▶ Goal of the exercise:
Word for word, restate every line of the listing that follows.

## Start Provided records

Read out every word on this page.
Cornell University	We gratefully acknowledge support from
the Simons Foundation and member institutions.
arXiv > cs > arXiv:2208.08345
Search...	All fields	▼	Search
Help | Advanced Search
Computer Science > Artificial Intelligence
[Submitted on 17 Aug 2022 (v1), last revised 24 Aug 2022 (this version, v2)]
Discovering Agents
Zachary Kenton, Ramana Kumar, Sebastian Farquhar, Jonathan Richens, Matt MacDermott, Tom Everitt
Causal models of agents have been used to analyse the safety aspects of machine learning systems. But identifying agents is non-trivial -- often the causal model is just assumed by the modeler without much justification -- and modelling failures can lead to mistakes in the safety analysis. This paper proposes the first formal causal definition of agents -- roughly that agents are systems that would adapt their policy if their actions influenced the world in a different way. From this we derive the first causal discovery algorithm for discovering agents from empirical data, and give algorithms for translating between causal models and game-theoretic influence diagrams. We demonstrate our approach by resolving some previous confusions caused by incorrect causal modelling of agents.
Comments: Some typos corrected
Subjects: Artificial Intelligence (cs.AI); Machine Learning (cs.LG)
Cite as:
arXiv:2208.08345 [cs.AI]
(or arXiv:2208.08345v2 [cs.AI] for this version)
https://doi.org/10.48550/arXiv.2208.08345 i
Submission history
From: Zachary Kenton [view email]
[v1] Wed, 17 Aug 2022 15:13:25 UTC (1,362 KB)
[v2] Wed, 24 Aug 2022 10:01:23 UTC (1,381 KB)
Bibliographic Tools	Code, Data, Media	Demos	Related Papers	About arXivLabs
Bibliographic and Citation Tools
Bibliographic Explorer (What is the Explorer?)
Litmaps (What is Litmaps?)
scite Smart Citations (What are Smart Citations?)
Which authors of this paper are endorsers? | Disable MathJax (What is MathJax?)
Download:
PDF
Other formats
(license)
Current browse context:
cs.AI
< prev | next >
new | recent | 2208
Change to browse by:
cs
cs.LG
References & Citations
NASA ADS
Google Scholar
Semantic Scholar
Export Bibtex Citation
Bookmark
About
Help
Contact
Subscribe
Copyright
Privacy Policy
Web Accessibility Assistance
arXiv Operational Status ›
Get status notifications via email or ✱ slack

## End Provided records

▶ Expected output:
Read out every word on this page.
Cornell University	We gratefully acknowledge support from
the Simons Foundation and member institutions.
arXiv > cs > arXiv:2208.08345
Search...	All fields	▼	Search
Help | Advanced Search
Computer Science > Artificial Intelligence
[Submitted on 17 Aug 2022 (v1), last revised 24 Aug 2022 (this version, v2)]
Discovering Agents
Zachary Kenton, Ramana Kumar, Sebastian Farquhar, Jonathan Richens, Matt MacDermott, Tom Everitt
Causal models of agents have been used to analyse the safety aspects of machine learning systems. But identifying agents is non-trivial -- often the causal model is just assumed by the modeler without much justification -- and modelling failures can lead to mistakes in the safety analysis. This paper proposes the first formal causal definition of agents -- roughly that agents are systems that would adapt their policy if their actions influenced the world in a different way. From this we derive the first causal discovery algorithm for discovering agents from empirical data, and give algorithms for translating between causal models and game-theoretic influence diagrams. We demonstrate our approach by resolving some previous confusions caused by incorrect causal modelling of agents.
Comments: Some typos corrected
Subjects: Artificial Intelligence (cs.AI); Machine Learning (cs.LG)
Cite as:
arXiv:2208.08345 [cs.AI]
(or arXiv:2208.08345v2 [cs.AI] for this version)
https://doi.org/10.48550/arXiv.2208.08345 i
Submission history
From: Zachary Kenton [view email]
[v1] Wed, 17 Aug 2022 15:13:25 UTC (1,362 KB)
[v2] Wed, 24 Aug 2022 10:01:23 UTC (1,381 KB)
Bibliographic Tools	Code, Data, Media	Demos	Related Papers	About arXivLabs
Bibliographic and Citation Tools
Bibliographic Explorer (What is the Explorer?)
Litmaps (What is Litmaps?)
scite Smart Citations (What are Smart Citations?)
Which authors of this paper are endorsers? | Disable MathJax (What is MathJax?)
Download:
PDF
Other formats
(license)
Current browse context:
cs.AI
< prev | next >
new | recent | 2208
Change to browse by:
cs
cs.LG
References & Citations
NASA ADS
Google Scholar
Semantic Scholar
Export Bibtex Citation
Bookmark
About
Help
Contact
Subscribe
Copyright
Privacy Policy
Web Accessibility Assistance
arXiv Operational Status ›
Get status notifications via email or ✱ slack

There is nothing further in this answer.